**Work instructions**
Quote every entry word for word.
[start Available records]
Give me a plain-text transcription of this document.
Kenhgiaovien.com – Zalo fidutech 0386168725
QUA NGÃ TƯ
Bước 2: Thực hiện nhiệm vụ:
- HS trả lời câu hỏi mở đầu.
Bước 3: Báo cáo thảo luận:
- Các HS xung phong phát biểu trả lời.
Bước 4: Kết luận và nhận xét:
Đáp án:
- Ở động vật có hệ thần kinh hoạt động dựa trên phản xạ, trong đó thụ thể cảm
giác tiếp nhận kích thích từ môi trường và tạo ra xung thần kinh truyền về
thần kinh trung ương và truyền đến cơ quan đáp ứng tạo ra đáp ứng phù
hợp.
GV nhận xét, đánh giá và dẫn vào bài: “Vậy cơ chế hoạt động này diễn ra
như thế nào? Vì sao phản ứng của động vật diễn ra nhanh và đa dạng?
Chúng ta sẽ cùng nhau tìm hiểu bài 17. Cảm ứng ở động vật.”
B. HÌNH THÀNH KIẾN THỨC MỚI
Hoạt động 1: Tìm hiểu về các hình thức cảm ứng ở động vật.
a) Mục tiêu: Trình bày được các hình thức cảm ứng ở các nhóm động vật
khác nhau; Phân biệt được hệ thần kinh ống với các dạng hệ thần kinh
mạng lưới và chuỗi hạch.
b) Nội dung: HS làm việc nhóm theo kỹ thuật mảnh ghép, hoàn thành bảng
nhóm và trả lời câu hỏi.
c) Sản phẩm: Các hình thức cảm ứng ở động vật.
[end Available records]
**Final answer**
Give me a plain-text transcription of this document.
Kenhgiaovien.com – Zalo fidutech 0386168725
QUA NGÃ TƯ
Bước 2: Thực hiện nhiệm vụ:
- HS trả lời câu hỏi mở đầu.
Bước 3: Báo cáo thảo luận:
- Các HS xung phong phát biểu trả lời.
Bước 4: Kết luận và nhận xét:
Đáp án:
- Ở động vật có hệ thần kinh hoạt động dựa trên phản xạ, trong đó thụ thể cảm
giác tiếp nhận kích thích từ môi trường và tạo ra xung thần kinh truyền về
thần kinh trung ương và truyền đến cơ quan đáp ứng tạo ra đáp ứng phù
hợp.
GV nhận xét, đánh giá và dẫn vào bài: “Vậy cơ chế hoạt động này diễn ra
như thế nào? Vì sao phản ứng của động vật diễn ra nhanh và đa dạng?
Chúng ta sẽ cùng nhau tìm hiểu bài 17. Cảm ứng ở động vật.”
B. HÌNH THÀNH KIẾN THỨC MỚI
Hoạt động 1: Tìm hiểu về các hình thức cảm ứng ở động vật.
a) Mục tiêu: Trình bày được các hình thức cảm ứng ở các nhóm động vật
khác nhau; Phân biệt được hệ thần kinh ống với các dạng hệ thần kinh
mạng lưới và chuỗi hạch.
b) Nội dung: HS làm việc nhóm theo kỹ thuật mảnh ghép, hoàn thành bảng
nhóm và trả lời câu hỏi.
c) Sản phẩm: Các hình thức cảm ứng ở động vật.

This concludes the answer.